**EXERCISE:**
Could you rewrite these rows with "кімната" replaced by "спальня" wherever it occurs, leaving everything else unchanged?

┌─ MATERIAL SHOWN

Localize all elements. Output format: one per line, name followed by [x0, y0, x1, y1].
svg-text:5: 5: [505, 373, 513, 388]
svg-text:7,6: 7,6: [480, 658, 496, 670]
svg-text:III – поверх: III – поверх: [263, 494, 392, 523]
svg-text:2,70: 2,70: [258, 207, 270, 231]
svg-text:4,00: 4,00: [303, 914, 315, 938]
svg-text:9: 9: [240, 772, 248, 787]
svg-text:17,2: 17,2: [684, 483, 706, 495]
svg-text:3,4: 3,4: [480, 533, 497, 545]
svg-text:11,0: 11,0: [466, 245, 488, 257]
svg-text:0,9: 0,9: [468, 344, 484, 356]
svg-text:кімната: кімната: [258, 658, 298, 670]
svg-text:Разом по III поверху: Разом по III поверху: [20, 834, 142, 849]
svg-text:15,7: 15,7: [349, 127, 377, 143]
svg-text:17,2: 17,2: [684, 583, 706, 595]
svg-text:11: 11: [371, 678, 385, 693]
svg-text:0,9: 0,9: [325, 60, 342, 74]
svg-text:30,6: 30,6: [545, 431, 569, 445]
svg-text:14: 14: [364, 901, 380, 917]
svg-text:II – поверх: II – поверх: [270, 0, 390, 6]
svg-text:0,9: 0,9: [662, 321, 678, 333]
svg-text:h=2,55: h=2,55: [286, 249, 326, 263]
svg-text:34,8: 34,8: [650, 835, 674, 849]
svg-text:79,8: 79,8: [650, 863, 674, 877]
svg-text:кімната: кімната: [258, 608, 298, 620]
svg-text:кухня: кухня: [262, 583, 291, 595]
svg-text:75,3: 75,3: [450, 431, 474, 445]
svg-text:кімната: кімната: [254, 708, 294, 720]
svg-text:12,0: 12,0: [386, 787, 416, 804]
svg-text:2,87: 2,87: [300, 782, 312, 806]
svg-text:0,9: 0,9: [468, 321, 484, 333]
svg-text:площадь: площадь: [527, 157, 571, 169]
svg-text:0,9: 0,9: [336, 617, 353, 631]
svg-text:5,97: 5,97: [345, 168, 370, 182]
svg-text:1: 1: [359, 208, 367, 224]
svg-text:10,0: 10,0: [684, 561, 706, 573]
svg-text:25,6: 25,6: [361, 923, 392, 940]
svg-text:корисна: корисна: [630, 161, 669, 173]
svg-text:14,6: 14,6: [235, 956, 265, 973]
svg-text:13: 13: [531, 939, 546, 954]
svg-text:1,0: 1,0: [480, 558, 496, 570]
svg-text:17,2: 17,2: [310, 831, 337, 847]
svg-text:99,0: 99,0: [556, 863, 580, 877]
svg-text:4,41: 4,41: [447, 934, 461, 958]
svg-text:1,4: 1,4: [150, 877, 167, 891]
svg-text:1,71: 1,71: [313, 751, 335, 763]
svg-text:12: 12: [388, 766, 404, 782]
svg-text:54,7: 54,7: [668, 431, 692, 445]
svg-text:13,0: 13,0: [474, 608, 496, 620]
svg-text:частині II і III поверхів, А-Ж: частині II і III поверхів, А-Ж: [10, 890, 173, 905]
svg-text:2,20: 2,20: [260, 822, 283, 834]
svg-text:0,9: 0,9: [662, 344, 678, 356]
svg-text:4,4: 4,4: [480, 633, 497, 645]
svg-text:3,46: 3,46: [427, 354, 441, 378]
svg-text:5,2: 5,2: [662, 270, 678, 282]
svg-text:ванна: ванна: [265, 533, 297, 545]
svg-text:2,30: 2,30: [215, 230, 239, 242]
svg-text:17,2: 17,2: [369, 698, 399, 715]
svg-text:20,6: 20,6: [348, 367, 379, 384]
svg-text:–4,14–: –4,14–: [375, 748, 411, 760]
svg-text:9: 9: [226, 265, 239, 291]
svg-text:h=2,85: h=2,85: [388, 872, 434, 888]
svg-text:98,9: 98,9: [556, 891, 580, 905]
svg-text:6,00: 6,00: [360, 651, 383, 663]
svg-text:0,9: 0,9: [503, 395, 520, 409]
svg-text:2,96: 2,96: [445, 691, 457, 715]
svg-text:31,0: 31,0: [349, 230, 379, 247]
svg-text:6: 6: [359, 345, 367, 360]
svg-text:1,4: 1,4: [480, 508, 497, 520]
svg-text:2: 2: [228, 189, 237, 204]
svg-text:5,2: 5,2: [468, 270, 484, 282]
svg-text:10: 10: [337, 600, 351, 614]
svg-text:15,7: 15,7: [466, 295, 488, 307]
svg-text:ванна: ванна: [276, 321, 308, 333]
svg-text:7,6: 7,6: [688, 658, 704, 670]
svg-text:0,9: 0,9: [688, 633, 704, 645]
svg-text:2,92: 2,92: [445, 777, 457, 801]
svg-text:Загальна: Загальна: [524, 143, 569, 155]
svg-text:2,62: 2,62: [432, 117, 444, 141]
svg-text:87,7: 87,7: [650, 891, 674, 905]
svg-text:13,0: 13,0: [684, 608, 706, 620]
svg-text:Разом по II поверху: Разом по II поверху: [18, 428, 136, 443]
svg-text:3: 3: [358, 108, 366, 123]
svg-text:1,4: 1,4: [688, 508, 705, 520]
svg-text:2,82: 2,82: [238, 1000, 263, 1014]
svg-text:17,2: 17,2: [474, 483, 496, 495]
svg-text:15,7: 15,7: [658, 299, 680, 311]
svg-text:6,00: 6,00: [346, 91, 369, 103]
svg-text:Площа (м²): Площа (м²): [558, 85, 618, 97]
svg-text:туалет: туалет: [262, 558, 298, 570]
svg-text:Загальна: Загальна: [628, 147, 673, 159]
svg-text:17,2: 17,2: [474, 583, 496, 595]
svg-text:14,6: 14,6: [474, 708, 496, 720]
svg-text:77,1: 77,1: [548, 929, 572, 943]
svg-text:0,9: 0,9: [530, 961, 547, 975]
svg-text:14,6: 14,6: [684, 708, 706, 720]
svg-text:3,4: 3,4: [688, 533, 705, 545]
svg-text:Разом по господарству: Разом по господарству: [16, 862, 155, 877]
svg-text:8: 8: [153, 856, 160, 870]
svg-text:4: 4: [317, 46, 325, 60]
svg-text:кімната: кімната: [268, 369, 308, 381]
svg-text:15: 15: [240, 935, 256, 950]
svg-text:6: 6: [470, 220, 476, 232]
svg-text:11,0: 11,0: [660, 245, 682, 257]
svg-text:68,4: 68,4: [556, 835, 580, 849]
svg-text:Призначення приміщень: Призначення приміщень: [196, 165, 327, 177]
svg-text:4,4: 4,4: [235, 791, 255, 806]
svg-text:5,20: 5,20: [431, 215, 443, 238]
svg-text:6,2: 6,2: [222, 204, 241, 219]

└─

**TASK ANSWER:**
Localize all elements. Output format: one per line, name followed by [x0, y0, x1, y1].
svg-text:5: 5: [505, 373, 513, 388]
svg-text:7,6: 7,6: [480, 658, 496, 670]
svg-text:III – поверх: III – поверх: [263, 494, 392, 523]
svg-text:2,70: 2,70: [258, 207, 270, 231]
svg-text:4,00: 4,00: [303, 914, 315, 938]
svg-text:9: 9: [240, 772, 248, 787]
svg-text:17,2: 17,2: [684, 483, 706, 495]
svg-text:3,4: 3,4: [480, 533, 497, 545]
svg-text:11,0: 11,0: [466, 245, 488, 257]
svg-text:0,9: 0,9: [468, 344, 484, 356]
svg-text:спальня: спальня: [258, 658, 298, 670]
svg-text:Разом по III поверху: Разом по III поверху: [20, 834, 142, 849]
svg-text:15,7: 15,7: [349, 127, 377, 143]
svg-text:17,2: 17,2: [684, 583, 706, 595]
svg-text:11: 11: [371, 678, 385, 693]
svg-text:0,9: 0,9: [325, 60, 342, 74]
svg-text:30,6: 30,6: [545, 431, 569, 445]
svg-text:14: 14: [364, 901, 380, 917]
svg-text:II – поверх: II – поверх: [270, 0, 390, 6]
svg-text:0,9: 0,9: [662, 321, 678, 333]
svg-text:h=2,55: h=2,55: [286, 249, 326, 263]
svg-text:34,8: 34,8: [650, 835, 674, 849]
svg-text:79,8: 79,8: [650, 863, 674, 877]
svg-text:спальня: спальня: [258, 608, 298, 620]
svg-text:кухня: кухня: [262, 583, 291, 595]
svg-text:75,3: 75,3: [450, 431, 474, 445]
svg-text:спальня: спальня: [254, 708, 294, 720]
svg-text:12,0: 12,0: [386, 787, 416, 804]
svg-text:2,87: 2,87: [300, 782, 312, 806]
svg-text:0,9: 0,9: [468, 321, 484, 333]
svg-text:площадь: площадь: [527, 157, 571, 169]
svg-text:0,9: 0,9: [336, 617, 353, 631]
svg-text:5,97: 5,97: [345, 168, 370, 182]
svg-text:1: 1: [359, 208, 367, 224]
svg-text:10,0: 10,0: [684, 561, 706, 573]
svg-text:25,6: 25,6: [361, 923, 392, 940]
svg-text:корисна: корисна: [630, 161, 669, 173]
svg-text:14,6: 14,6: [235, 956, 265, 973]
svg-text:13: 13: [531, 939, 546, 954]
svg-text:1,0: 1,0: [480, 558, 496, 570]
svg-text:17,2: 17,2: [310, 831, 337, 847]
svg-text:99,0: 99,0: [556, 863, 580, 877]
svg-text:4,41: 4,41: [447, 934, 461, 958]
svg-text:1,4: 1,4: [150, 877, 167, 891]
svg-text:1,71: 1,71: [313, 751, 335, 763]
svg-text:12: 12: [388, 766, 404, 782]
svg-text:54,7: 54,7: [668, 431, 692, 445]
svg-text:13,0: 13,0: [474, 608, 496, 620]
svg-text:частині II і III поверхів, А-Ж: частині II і III поверхів, А-Ж: [10, 890, 173, 905]
svg-text:2,20: 2,20: [260, 822, 283, 834]
svg-text:0,9: 0,9: [662, 344, 678, 356]
svg-text:4,4: 4,4: [480, 633, 497, 645]
svg-text:3,46: 3,46: [427, 354, 441, 378]
svg-text:5,2: 5,2: [662, 270, 678, 282]
svg-text:ванна: ванна: [265, 533, 297, 545]
svg-text:2,30: 2,30: [215, 230, 239, 242]
svg-text:17,2: 17,2: [369, 698, 399, 715]
svg-text:20,6: 20,6: [348, 367, 379, 384]
svg-text:–4,14–: –4,14–: [375, 748, 411, 760]
svg-text:9: 9: [226, 265, 239, 291]
svg-text:h=2,85: h=2,85: [388, 872, 434, 888]
svg-text:98,9: 98,9: [556, 891, 580, 905]
svg-text:6,00: 6,00: [360, 651, 383, 663]
svg-text:0,9: 0,9: [503, 395, 520, 409]
svg-text:2,96: 2,96: [445, 691, 457, 715]
svg-text:31,0: 31,0: [349, 230, 379, 247]
svg-text:6: 6: [359, 345, 367, 360]
svg-text:1,4: 1,4: [480, 508, 497, 520]
svg-text:2: 2: [228, 189, 237, 204]
svg-text:5,2: 5,2: [468, 270, 484, 282]
svg-text:10: 10: [337, 600, 351, 614]
svg-text:15,7: 15,7: [466, 295, 488, 307]
svg-text:ванна: ванна: [276, 321, 308, 333]
svg-text:7,6: 7,6: [688, 658, 704, 670]
svg-text:0,9: 0,9: [688, 633, 704, 645]
svg-text:2,92: 2,92: [445, 777, 457, 801]
svg-text:Загальна: Загальна: [524, 143, 569, 155]
svg-text:2,62: 2,62: [432, 117, 444, 141]
svg-text:87,7: 87,7: [650, 891, 674, 905]
svg-text:13,0: 13,0: [684, 608, 706, 620]
svg-text:Разом по II поверху: Разом по II поверху: [18, 428, 136, 443]
svg-text:3: 3: [358, 108, 366, 123]
svg-text:1,4: 1,4: [688, 508, 705, 520]
svg-text:2,82: 2,82: [238, 1000, 263, 1014]
svg-text:17,2: 17,2: [474, 483, 496, 495]
svg-text:15,7: 15,7: [658, 299, 680, 311]
svg-text:6,00: 6,00: [346, 91, 369, 103]
svg-text:Площа (м²): Площа (м²): [558, 85, 618, 97]
svg-text:туалет: туалет: [262, 558, 298, 570]
svg-text:Загальна: Загальна: [628, 147, 673, 159]
svg-text:17,2: 17,2: [474, 583, 496, 595]
svg-text:14,6: 14,6: [474, 708, 496, 720]
svg-text:77,1: 77,1: [548, 929, 572, 943]
svg-text:0,9: 0,9: [530, 961, 547, 975]
svg-text:14,6: 14,6: [684, 708, 706, 720]
svg-text:3,4: 3,4: [688, 533, 705, 545]
svg-text:Разом по господарству: Разом по господарству: [16, 862, 155, 877]
svg-text:8: 8: [153, 856, 160, 870]
svg-text:4: 4: [317, 46, 325, 60]
svg-text:спальня: спальня: [268, 369, 308, 381]
svg-text:15: 15: [240, 935, 256, 950]
svg-text:6: 6: [470, 220, 476, 232]
svg-text:11,0: 11,0: [660, 245, 682, 257]
svg-text:68,4: 68,4: [556, 835, 580, 849]
svg-text:Призначення приміщень: Призначення приміщень: [196, 165, 327, 177]
svg-text:4,4: 4,4: [235, 791, 255, 806]
svg-text:5,20: 5,20: [431, 215, 443, 238]
svg-text:6,2: 6,2: [222, 204, 241, 219]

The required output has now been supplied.